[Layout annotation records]
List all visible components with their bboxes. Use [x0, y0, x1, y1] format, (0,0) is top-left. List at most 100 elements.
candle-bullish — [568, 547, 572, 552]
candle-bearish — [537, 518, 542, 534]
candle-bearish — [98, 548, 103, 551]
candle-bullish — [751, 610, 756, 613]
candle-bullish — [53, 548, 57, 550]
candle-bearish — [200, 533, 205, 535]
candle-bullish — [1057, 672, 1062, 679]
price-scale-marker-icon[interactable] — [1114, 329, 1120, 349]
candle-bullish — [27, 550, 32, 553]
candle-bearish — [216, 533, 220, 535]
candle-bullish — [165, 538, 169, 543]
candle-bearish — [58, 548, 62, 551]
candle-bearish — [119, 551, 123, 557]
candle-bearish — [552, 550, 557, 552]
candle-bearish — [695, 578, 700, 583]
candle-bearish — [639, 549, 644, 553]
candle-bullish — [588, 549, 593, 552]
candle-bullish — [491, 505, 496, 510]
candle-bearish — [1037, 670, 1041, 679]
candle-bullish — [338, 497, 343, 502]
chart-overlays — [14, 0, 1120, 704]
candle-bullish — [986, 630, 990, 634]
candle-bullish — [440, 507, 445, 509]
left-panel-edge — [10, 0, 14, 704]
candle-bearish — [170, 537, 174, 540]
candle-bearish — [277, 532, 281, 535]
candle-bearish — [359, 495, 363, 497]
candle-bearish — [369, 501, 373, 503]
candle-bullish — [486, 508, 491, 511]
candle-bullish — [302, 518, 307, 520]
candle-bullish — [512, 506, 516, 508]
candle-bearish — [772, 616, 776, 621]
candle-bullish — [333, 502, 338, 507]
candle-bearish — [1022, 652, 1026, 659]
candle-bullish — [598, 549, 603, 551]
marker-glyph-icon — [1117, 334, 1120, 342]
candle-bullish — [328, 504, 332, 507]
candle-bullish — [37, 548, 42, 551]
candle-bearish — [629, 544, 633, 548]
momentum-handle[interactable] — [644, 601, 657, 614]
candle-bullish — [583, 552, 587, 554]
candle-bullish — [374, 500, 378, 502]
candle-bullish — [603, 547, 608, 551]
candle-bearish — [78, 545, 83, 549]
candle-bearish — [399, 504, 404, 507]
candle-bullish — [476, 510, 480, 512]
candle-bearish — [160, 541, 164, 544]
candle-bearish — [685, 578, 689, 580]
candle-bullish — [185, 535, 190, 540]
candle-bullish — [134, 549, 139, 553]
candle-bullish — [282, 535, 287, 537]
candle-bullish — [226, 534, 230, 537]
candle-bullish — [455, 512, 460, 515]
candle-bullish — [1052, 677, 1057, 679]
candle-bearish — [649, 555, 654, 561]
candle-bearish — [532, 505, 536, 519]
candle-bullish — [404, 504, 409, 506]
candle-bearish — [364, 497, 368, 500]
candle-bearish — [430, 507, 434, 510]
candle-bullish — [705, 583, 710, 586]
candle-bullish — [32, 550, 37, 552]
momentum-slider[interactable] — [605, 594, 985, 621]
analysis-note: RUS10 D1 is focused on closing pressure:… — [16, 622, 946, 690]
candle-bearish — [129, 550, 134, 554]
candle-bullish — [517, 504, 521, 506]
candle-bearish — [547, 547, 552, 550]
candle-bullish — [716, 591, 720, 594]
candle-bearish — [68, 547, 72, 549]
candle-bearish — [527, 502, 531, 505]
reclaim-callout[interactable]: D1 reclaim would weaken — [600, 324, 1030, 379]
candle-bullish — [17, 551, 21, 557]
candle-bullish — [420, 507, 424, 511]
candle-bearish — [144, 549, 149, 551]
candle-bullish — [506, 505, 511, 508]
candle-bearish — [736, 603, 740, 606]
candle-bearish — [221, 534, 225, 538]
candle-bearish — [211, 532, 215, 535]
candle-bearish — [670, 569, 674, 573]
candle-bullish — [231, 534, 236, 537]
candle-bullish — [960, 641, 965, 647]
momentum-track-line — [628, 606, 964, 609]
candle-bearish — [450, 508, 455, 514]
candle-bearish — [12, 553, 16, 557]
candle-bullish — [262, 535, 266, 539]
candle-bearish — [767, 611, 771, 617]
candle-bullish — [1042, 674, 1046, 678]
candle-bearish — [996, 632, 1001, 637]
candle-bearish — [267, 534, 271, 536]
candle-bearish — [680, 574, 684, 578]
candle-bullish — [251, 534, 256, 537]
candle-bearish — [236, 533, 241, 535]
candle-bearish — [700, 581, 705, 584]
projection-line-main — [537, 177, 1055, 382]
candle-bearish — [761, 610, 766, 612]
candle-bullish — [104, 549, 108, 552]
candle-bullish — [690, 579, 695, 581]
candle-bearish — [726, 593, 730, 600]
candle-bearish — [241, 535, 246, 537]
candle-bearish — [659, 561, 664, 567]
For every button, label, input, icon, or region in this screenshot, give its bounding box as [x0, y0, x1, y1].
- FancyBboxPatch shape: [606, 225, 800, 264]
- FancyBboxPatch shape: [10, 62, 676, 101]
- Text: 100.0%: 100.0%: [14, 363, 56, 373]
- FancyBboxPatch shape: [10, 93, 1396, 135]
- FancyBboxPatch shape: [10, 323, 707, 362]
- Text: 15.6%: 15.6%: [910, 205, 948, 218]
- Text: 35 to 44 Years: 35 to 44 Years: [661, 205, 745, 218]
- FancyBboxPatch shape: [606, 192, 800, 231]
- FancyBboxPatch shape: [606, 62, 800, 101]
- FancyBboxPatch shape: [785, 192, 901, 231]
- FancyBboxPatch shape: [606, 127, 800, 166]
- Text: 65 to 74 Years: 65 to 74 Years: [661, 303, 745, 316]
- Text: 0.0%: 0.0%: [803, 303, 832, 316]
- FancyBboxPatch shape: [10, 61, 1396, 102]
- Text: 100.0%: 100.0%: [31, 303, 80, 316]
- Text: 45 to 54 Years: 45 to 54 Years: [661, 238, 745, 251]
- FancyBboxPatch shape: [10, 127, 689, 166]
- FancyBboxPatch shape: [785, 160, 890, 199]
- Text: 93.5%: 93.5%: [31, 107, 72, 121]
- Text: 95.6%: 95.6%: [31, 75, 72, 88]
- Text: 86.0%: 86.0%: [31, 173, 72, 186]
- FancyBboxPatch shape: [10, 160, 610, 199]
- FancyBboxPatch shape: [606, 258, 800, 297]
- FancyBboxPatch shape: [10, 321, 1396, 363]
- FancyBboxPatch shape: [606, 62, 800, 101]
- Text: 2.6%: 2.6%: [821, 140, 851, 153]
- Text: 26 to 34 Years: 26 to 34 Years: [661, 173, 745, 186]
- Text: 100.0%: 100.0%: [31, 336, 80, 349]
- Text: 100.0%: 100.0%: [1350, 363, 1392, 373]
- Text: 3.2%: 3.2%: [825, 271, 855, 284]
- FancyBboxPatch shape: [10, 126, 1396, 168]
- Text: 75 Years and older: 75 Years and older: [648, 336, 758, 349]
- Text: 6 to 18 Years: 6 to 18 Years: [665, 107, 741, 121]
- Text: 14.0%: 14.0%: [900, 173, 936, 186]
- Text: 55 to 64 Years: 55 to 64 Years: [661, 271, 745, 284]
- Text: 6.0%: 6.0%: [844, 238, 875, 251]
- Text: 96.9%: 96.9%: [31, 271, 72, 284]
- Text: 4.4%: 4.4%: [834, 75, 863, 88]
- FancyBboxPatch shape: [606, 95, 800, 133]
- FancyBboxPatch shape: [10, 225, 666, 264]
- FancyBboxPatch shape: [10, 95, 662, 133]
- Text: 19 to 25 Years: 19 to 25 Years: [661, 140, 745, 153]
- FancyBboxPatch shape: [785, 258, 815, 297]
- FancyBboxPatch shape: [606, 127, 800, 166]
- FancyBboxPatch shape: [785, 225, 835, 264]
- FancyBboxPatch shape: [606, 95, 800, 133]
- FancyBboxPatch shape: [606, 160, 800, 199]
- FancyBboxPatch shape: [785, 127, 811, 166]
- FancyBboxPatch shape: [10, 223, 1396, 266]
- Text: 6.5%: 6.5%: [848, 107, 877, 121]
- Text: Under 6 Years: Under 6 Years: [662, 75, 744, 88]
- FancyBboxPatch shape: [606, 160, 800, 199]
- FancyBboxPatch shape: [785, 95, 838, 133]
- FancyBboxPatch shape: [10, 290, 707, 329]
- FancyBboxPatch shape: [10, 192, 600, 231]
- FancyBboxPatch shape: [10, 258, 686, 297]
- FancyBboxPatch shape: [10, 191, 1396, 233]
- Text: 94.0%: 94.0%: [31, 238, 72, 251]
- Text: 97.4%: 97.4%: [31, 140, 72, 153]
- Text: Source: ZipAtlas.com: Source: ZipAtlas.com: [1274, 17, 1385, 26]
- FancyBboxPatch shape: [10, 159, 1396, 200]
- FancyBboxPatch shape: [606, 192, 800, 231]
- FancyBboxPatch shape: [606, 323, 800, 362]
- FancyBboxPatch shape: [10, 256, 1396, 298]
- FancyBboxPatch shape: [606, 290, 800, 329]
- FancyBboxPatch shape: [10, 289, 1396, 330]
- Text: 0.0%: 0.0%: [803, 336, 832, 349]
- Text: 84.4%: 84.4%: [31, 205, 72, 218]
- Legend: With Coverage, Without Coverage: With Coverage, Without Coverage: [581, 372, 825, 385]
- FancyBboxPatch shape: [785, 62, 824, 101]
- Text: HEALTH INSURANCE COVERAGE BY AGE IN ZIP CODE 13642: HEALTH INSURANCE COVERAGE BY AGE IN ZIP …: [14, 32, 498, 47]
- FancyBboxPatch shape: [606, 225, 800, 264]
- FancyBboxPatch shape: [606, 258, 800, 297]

*EXERCISE DESCRIPTION*
Copy the lines from the beginning of the records through the line containing "candle-bullish — [53, 548, 57, 550]", including both ends.

*COMPLETE ANSWER*
List all visible components with their bboxes. Use [x0, y0, x1, y1] format, (0,0) is top-left. List at most 100 elements.
candle-bullish — [568, 547, 572, 552]
candle-bearish — [537, 518, 542, 534]
candle-bearish — [98, 548, 103, 551]
candle-bullish — [751, 610, 756, 613]
candle-bullish — [53, 548, 57, 550]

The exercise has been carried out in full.